SET PROBLEM
Determine the number of lines in the listing below where the string "arbeidsavklaringspenger" occurs; answer with the number alone.

··········

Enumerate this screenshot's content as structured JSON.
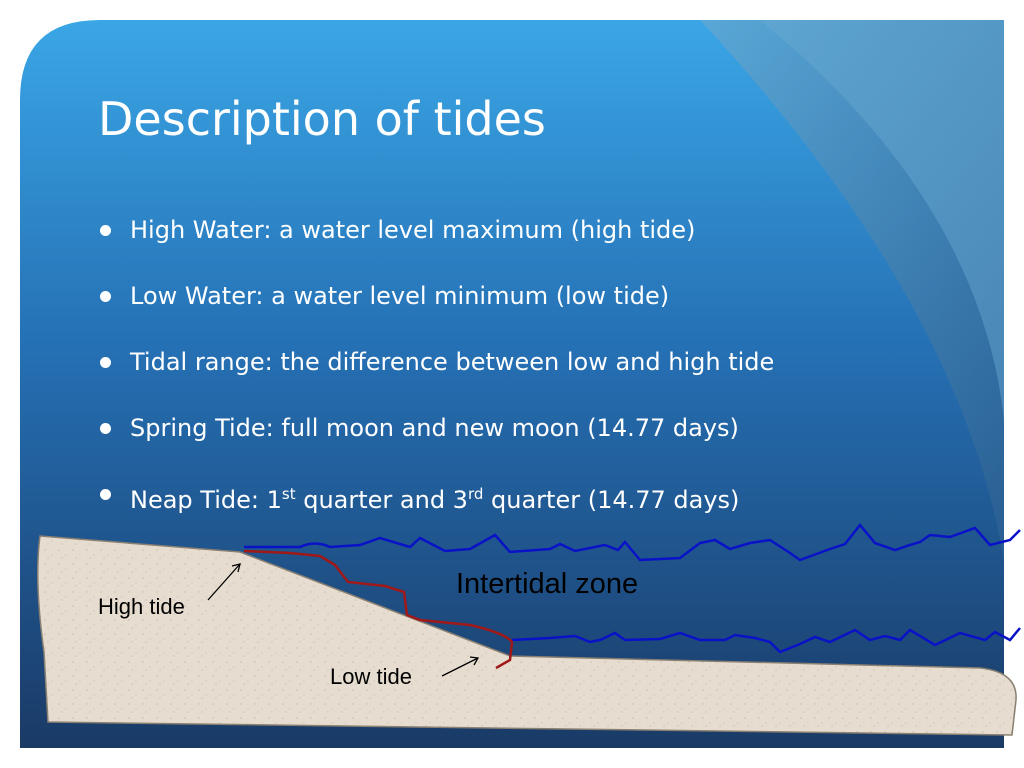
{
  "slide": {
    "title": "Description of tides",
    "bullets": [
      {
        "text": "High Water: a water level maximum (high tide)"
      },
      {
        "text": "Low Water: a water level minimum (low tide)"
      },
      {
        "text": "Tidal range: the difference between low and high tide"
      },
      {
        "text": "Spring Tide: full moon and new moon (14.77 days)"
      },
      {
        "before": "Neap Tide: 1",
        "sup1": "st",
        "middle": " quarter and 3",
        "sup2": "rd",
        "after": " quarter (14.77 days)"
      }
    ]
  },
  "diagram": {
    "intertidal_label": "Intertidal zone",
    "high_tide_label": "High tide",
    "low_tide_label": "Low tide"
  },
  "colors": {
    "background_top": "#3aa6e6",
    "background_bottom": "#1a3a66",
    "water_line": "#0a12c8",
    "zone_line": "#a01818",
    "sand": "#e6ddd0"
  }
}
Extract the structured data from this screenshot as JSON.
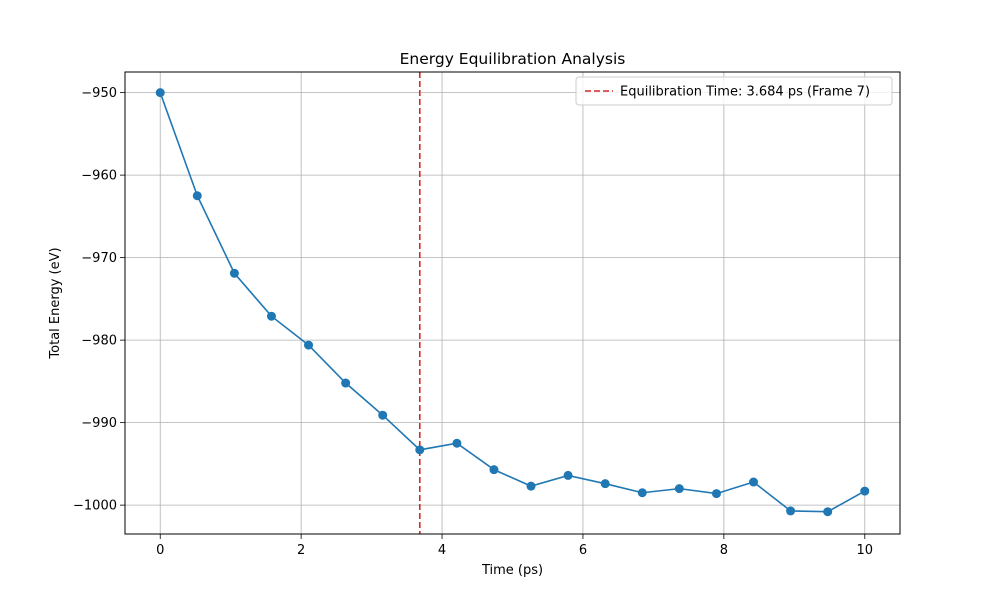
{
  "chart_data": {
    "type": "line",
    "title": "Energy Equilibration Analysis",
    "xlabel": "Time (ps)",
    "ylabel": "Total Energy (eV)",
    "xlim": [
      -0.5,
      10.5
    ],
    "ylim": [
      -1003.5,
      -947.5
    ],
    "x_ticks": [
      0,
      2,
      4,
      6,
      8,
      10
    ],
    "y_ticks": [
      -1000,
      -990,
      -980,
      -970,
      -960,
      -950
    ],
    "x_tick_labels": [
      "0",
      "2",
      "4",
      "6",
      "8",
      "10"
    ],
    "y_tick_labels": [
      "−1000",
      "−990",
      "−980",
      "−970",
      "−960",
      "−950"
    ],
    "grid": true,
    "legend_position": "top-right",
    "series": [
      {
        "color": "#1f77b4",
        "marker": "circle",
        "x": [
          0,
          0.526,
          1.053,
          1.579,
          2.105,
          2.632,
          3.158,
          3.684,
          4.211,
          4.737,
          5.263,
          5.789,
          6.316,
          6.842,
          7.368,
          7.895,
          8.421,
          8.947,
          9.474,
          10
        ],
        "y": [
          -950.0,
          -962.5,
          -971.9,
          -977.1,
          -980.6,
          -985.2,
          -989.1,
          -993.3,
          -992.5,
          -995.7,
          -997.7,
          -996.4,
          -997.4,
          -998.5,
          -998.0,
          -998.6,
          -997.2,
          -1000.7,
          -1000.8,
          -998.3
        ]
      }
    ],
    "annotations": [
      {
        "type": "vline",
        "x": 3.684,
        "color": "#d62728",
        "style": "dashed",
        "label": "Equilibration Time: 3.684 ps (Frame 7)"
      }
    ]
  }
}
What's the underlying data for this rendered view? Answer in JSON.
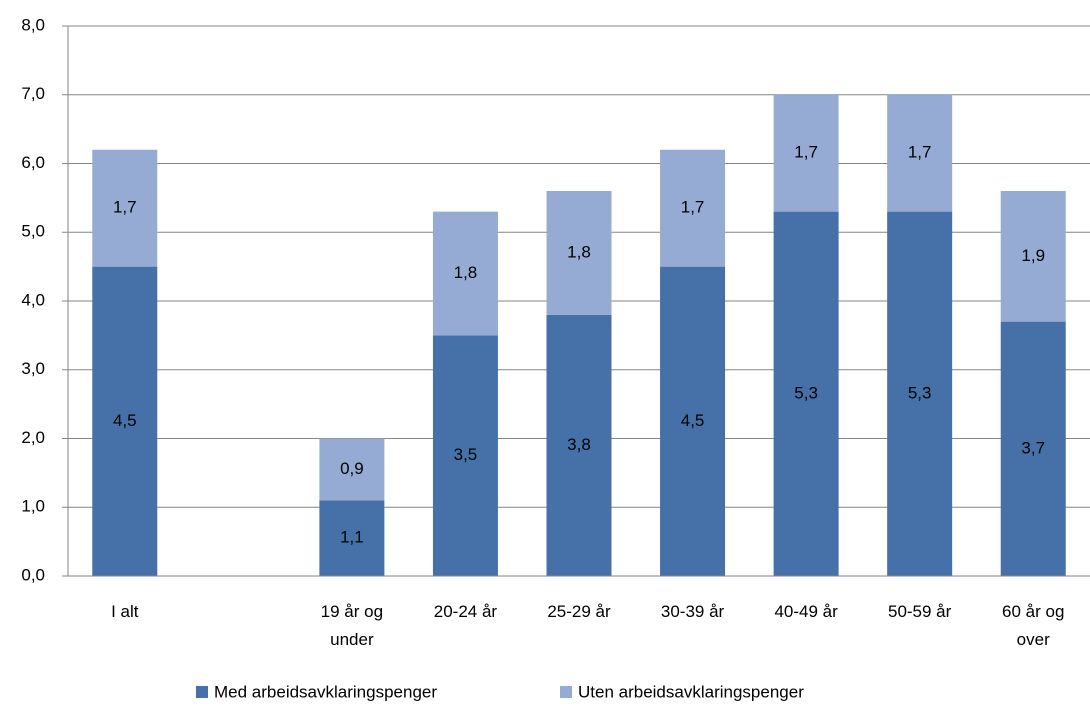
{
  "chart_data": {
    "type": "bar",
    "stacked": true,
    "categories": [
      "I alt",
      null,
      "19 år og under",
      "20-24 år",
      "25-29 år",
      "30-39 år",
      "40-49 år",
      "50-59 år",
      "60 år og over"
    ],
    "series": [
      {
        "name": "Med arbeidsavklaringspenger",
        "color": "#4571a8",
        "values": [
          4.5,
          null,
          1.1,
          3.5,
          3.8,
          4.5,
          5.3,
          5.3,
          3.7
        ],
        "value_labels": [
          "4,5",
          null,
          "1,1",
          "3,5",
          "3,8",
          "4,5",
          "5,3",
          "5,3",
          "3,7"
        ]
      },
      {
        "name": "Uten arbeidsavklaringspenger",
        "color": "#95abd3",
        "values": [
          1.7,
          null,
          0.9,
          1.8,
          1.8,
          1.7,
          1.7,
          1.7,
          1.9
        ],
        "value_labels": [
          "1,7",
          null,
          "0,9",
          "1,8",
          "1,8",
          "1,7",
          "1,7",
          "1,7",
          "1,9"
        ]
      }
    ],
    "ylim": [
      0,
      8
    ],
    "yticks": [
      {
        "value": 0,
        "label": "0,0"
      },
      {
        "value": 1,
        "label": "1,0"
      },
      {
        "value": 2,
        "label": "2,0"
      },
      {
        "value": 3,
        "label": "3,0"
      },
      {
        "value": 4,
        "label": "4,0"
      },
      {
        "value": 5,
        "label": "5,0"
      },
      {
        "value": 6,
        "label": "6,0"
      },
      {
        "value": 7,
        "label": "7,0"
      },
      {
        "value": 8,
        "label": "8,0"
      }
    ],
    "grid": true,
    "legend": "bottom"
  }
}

··········

TASK RESULT
2